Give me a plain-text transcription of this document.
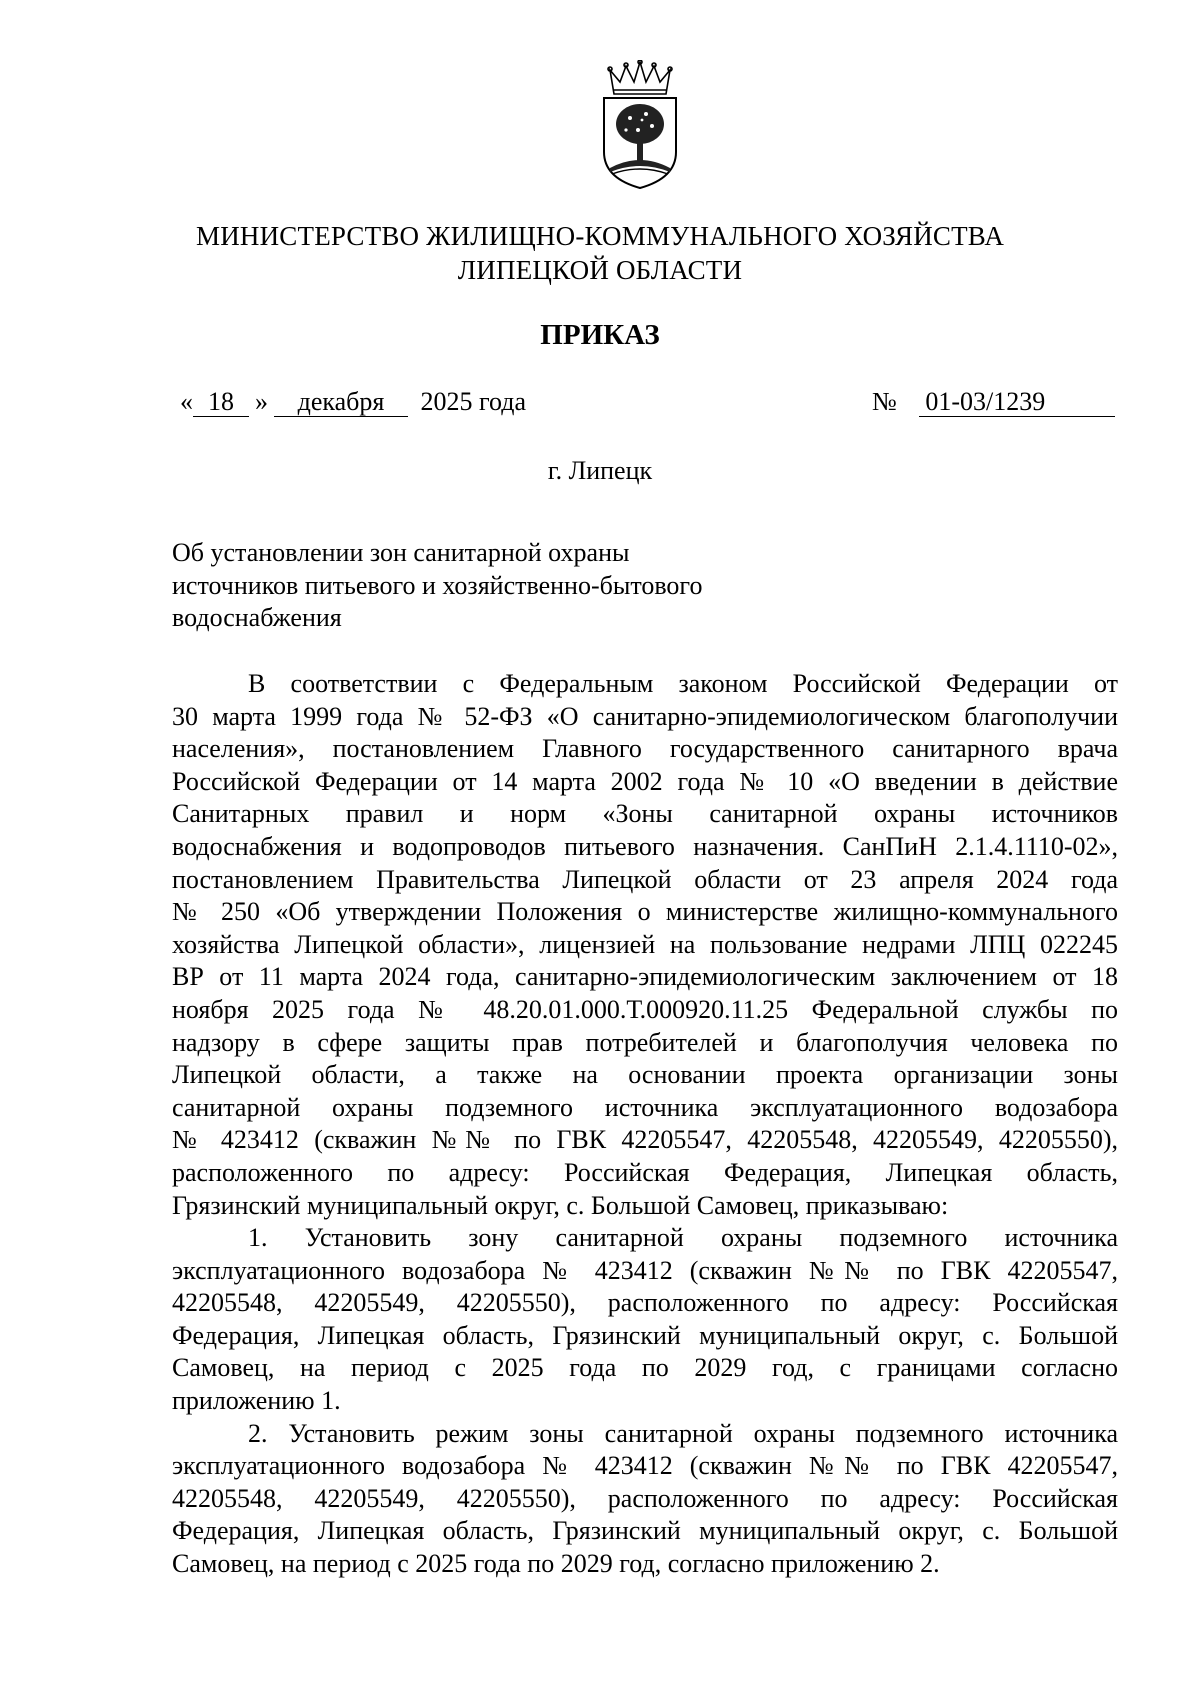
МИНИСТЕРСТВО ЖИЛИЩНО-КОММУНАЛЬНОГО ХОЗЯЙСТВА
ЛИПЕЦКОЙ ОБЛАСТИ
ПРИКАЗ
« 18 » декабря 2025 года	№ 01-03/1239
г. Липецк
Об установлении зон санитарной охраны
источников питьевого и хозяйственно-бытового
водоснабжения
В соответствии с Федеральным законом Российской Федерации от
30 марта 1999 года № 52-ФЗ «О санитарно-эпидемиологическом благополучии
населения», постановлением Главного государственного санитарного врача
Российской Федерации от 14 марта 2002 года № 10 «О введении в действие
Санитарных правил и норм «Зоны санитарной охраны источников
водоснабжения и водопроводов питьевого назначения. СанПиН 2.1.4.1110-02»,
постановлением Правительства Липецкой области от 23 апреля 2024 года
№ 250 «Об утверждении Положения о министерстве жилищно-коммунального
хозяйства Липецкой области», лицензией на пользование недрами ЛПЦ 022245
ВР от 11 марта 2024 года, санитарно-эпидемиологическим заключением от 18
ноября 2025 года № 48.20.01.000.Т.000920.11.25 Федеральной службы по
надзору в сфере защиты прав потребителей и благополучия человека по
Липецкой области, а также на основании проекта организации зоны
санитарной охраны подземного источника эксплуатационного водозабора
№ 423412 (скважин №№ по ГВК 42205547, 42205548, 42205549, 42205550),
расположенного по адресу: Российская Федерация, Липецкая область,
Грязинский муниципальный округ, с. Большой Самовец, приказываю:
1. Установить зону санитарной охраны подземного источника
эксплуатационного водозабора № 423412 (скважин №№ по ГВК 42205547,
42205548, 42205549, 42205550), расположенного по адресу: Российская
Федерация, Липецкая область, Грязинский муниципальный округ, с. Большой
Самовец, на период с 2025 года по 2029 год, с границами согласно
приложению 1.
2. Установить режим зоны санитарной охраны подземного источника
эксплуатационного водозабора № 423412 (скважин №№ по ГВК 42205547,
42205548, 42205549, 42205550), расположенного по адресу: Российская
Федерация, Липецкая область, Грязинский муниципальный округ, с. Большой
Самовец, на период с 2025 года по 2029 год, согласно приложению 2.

..........

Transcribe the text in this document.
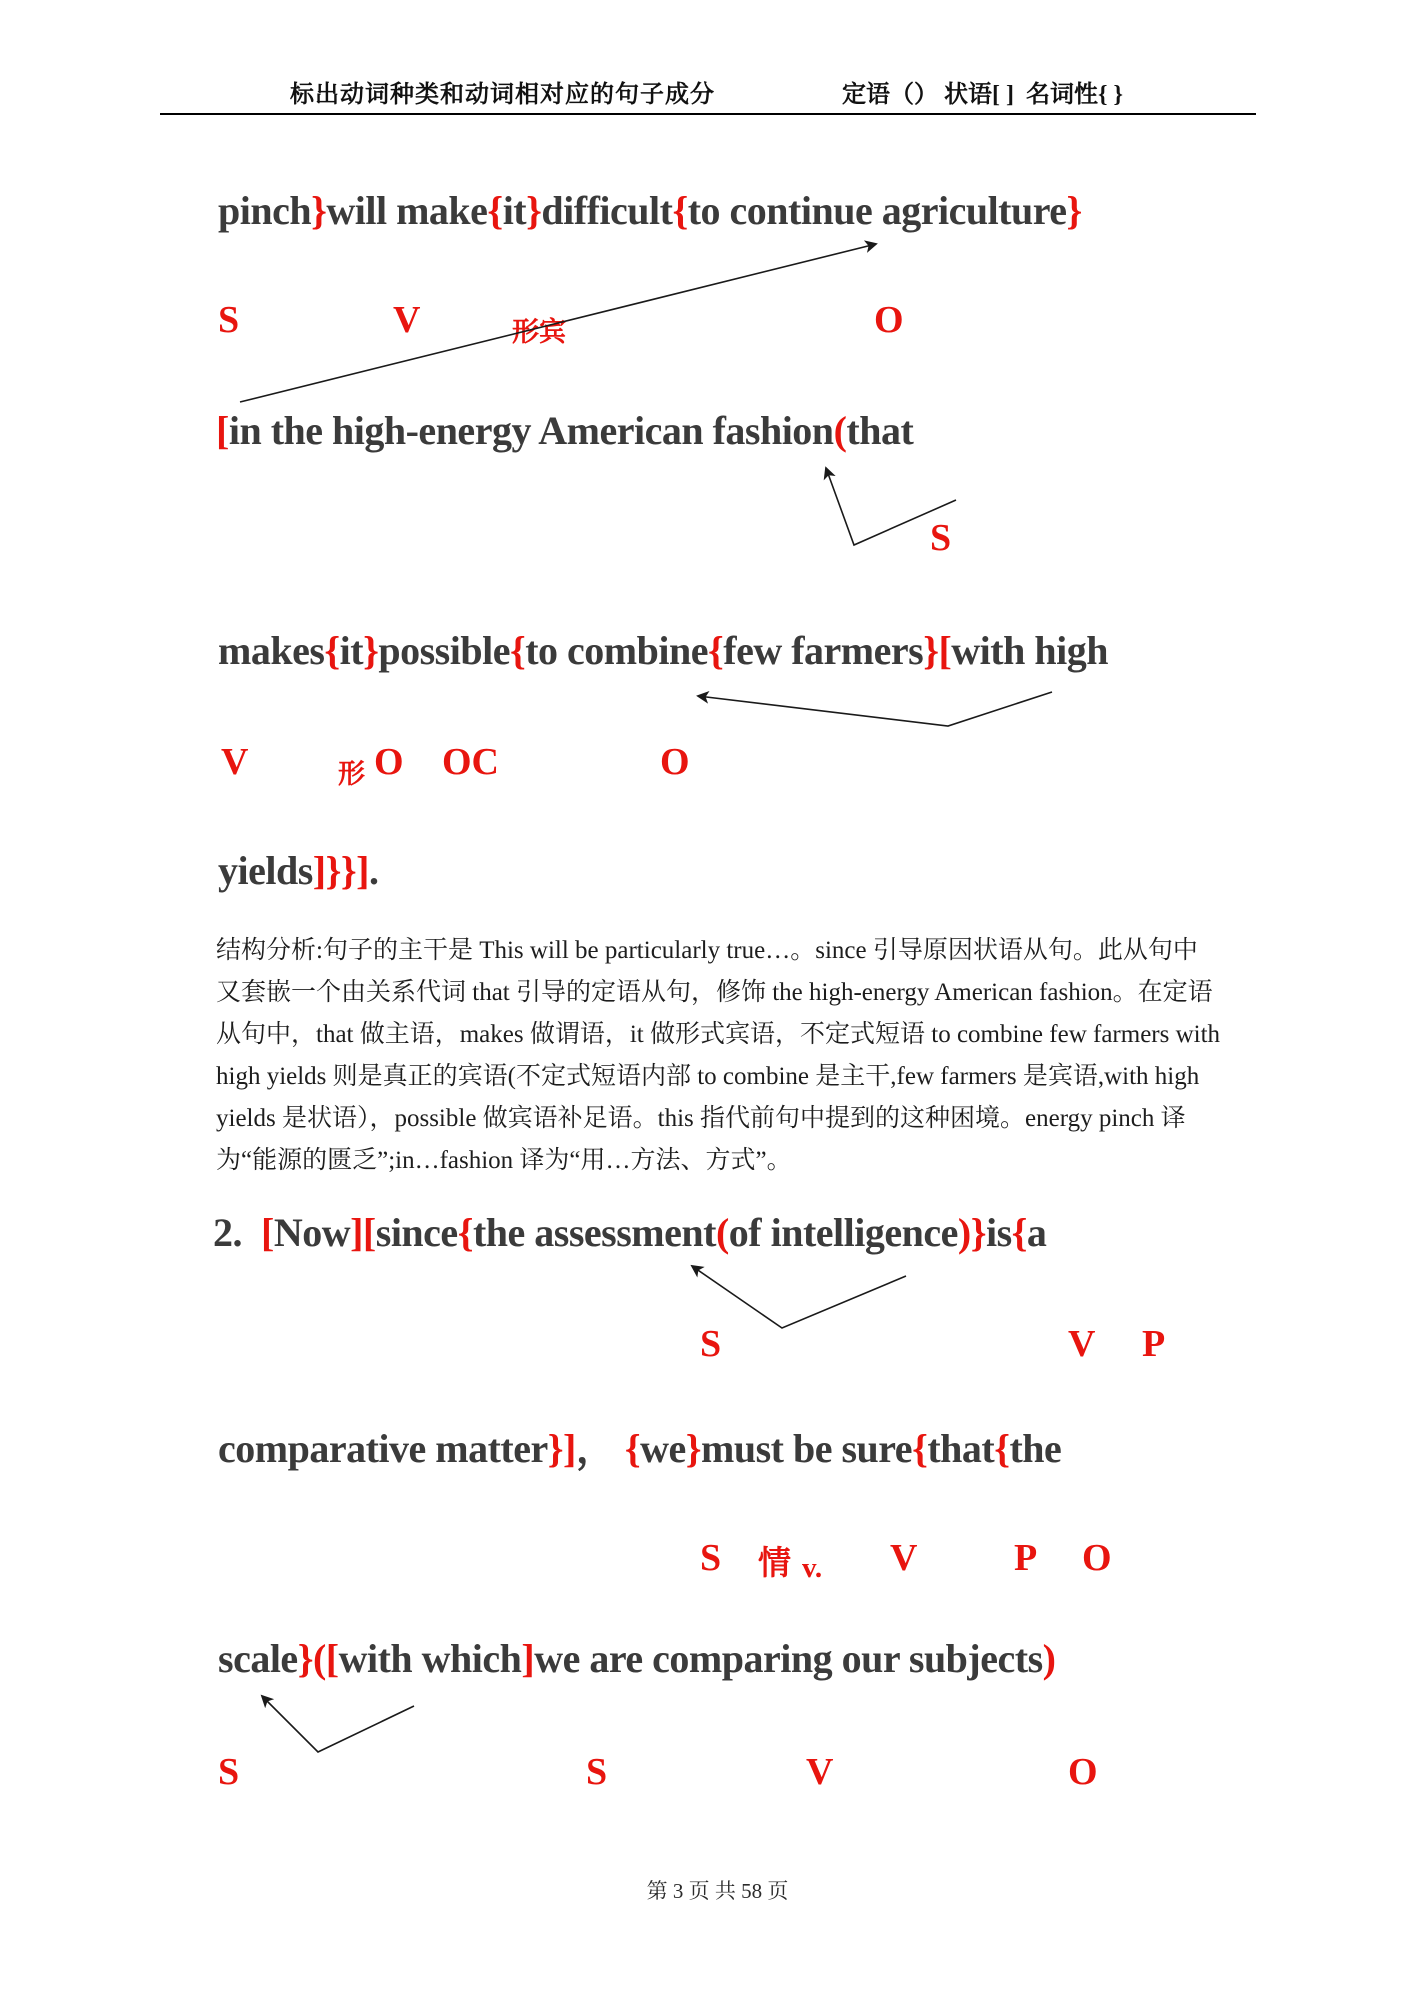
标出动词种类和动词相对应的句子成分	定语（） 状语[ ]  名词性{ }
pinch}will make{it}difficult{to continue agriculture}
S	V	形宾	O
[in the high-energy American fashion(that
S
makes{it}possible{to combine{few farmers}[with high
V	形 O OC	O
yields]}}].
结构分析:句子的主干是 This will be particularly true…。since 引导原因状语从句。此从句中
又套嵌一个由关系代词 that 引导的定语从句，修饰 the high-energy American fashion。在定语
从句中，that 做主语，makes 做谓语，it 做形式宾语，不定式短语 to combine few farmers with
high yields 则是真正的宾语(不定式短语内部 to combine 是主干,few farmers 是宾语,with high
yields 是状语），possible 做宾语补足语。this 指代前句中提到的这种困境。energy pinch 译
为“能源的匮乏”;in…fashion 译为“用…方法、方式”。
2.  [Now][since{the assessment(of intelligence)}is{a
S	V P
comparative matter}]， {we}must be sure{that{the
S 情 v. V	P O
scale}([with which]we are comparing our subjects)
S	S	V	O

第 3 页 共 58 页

..........

### [DESCRIPTION OF THE TASK]
Copy each line that contains the word "санитарной".

### [RESULT]
Об установлении зон санитарной охраны
Санитарных правил и норм «Зоны санитарной охраны источников
санитарной охраны подземного источника эксплуатационного водозабора
1. Установить зону санитарной охраны подземного источника
2. Установить режим зоны санитарной охраны подземного источника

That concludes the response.